__SHORT TASK__.
Scan the data for "Part" and copy the lines it appears in.

__RECORDS SUPPLIED__.
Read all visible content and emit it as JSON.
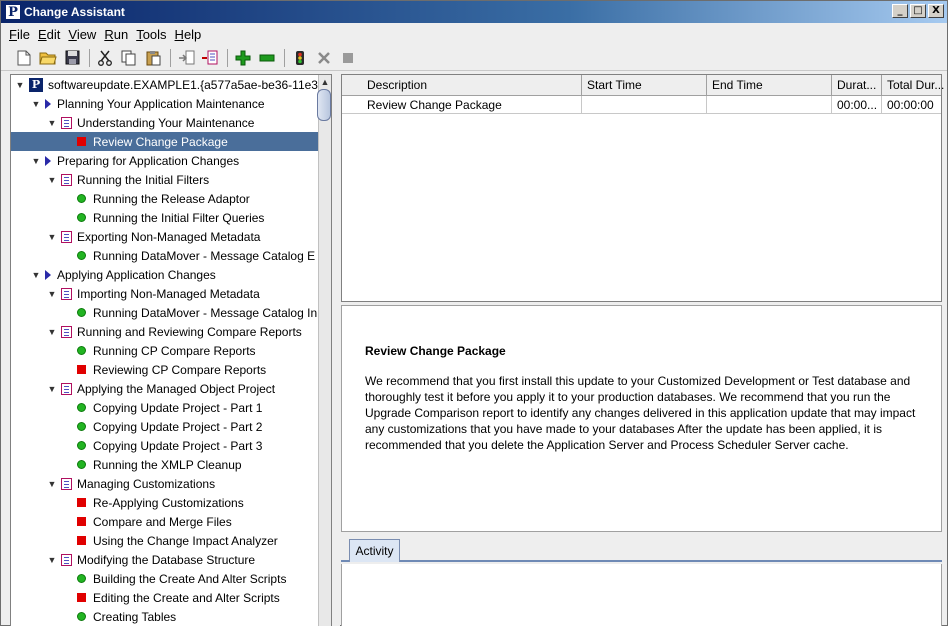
{
  "window": {
    "title": "Change Assistant",
    "app_icon_letter": "P",
    "btn_min": "_",
    "btn_max": "□",
    "btn_close": "X"
  },
  "menu": [
    {
      "label": "File",
      "mnemonic": "F"
    },
    {
      "label": "Edit",
      "mnemonic": "E"
    },
    {
      "label": "View",
      "mnemonic": "V"
    },
    {
      "label": "Run",
      "mnemonic": "R"
    },
    {
      "label": "Tools",
      "mnemonic": "T"
    },
    {
      "label": "Help",
      "mnemonic": "H"
    }
  ],
  "toolbar": [
    "new-icon",
    "open-folder-icon",
    "save-icon",
    "cut-icon",
    "copy-icon",
    "paste-icon",
    "import-icon",
    "export-icon",
    "add-step-icon",
    "remove-step-icon",
    "run-icon",
    "stop-icon",
    "pause-icon"
  ],
  "tree": [
    {
      "label": "softwareupdate.EXAMPLE1.{a577a5ae-be36-11e3",
      "level": 0,
      "icon": "root",
      "toggle": "▼"
    },
    {
      "label": "Planning Your Application Maintenance",
      "level": 1,
      "icon": "chapter",
      "toggle": "▼"
    },
    {
      "label": "Understanding Your Maintenance",
      "level": 2,
      "icon": "task",
      "toggle": "▼"
    },
    {
      "label": "Review Change Package",
      "level": 3,
      "icon": "manual",
      "toggle": "",
      "selected": true
    },
    {
      "label": "Preparing for Application Changes",
      "level": 1,
      "icon": "chapter",
      "toggle": "▼"
    },
    {
      "label": "Running the Initial Filters",
      "level": 2,
      "icon": "task",
      "toggle": "▼"
    },
    {
      "label": "Running the Release Adaptor",
      "level": 3,
      "icon": "auto",
      "toggle": ""
    },
    {
      "label": "Running the Initial Filter Queries",
      "level": 3,
      "icon": "auto",
      "toggle": ""
    },
    {
      "label": "Exporting Non-Managed Metadata",
      "level": 2,
      "icon": "task",
      "toggle": "▼"
    },
    {
      "label": "Running DataMover - Message Catalog E",
      "level": 3,
      "icon": "auto",
      "toggle": ""
    },
    {
      "label": "Applying Application Changes",
      "level": 1,
      "icon": "chapter",
      "toggle": "▼"
    },
    {
      "label": "Importing Non-Managed Metadata",
      "level": 2,
      "icon": "task",
      "toggle": "▼"
    },
    {
      "label": "Running DataMover - Message Catalog In",
      "level": 3,
      "icon": "auto",
      "toggle": ""
    },
    {
      "label": "Running and Reviewing Compare Reports",
      "level": 2,
      "icon": "task",
      "toggle": "▼"
    },
    {
      "label": "Running CP Compare Reports",
      "level": 3,
      "icon": "auto",
      "toggle": ""
    },
    {
      "label": "Reviewing CP Compare Reports",
      "level": 3,
      "icon": "manual",
      "toggle": ""
    },
    {
      "label": "Applying the Managed Object Project",
      "level": 2,
      "icon": "task",
      "toggle": "▼"
    },
    {
      "label": "Copying Update Project - Part 1",
      "level": 3,
      "icon": "auto",
      "toggle": ""
    },
    {
      "label": "Copying Update Project - Part 2",
      "level": 3,
      "icon": "auto",
      "toggle": ""
    },
    {
      "label": "Copying Update Project - Part 3",
      "level": 3,
      "icon": "auto",
      "toggle": ""
    },
    {
      "label": "Running the XMLP Cleanup",
      "level": 3,
      "icon": "auto",
      "toggle": ""
    },
    {
      "label": "Managing Customizations",
      "level": 2,
      "icon": "task",
      "toggle": "▼"
    },
    {
      "label": "Re-Applying Customizations",
      "level": 3,
      "icon": "manual",
      "toggle": ""
    },
    {
      "label": "Compare and Merge Files",
      "level": 3,
      "icon": "manual",
      "toggle": ""
    },
    {
      "label": "Using the Change Impact Analyzer",
      "level": 3,
      "icon": "manual",
      "toggle": ""
    },
    {
      "label": "Modifying the Database Structure",
      "level": 2,
      "icon": "task",
      "toggle": "▼"
    },
    {
      "label": "Building the Create And Alter Scripts",
      "level": 3,
      "icon": "auto",
      "toggle": ""
    },
    {
      "label": "Editing the Create and Alter Scripts",
      "level": 3,
      "icon": "manual",
      "toggle": ""
    },
    {
      "label": "Creating Tables",
      "level": 3,
      "icon": "auto",
      "toggle": ""
    }
  ],
  "table": {
    "columns": [
      "Description",
      "Start Time",
      "End Time",
      "Durat...",
      "Total Dur..."
    ],
    "rows": [
      [
        "Review Change Package",
        "",
        "",
        "00:00...",
        "00:00:00"
      ]
    ]
  },
  "details": {
    "title": "Review Change Package",
    "body": "We recommend that you first install this update to your Customized Development or Test database and thoroughly test it before you apply it to your production databases. We recommend that you run the Upgrade Comparison report to identify any changes delivered in this application update that may impact any customizations that you have made to your databases After the update has been applied, it is recommended that you delete the Application Server and Process Scheduler Server cache."
  },
  "tabs": [
    {
      "label": "Activity"
    }
  ],
  "colors": {
    "selection": "#4a6e9a",
    "manual_step": "#e00000",
    "auto_step": "#22b422",
    "title_bar": "#0a246a"
  }
}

__WRITTEN ANSWER__.
      "label": "Copying Update Project - Part 1",
      "label": "Copying Update Project - Part 2",
      "label": "Copying Update Project - Part 3",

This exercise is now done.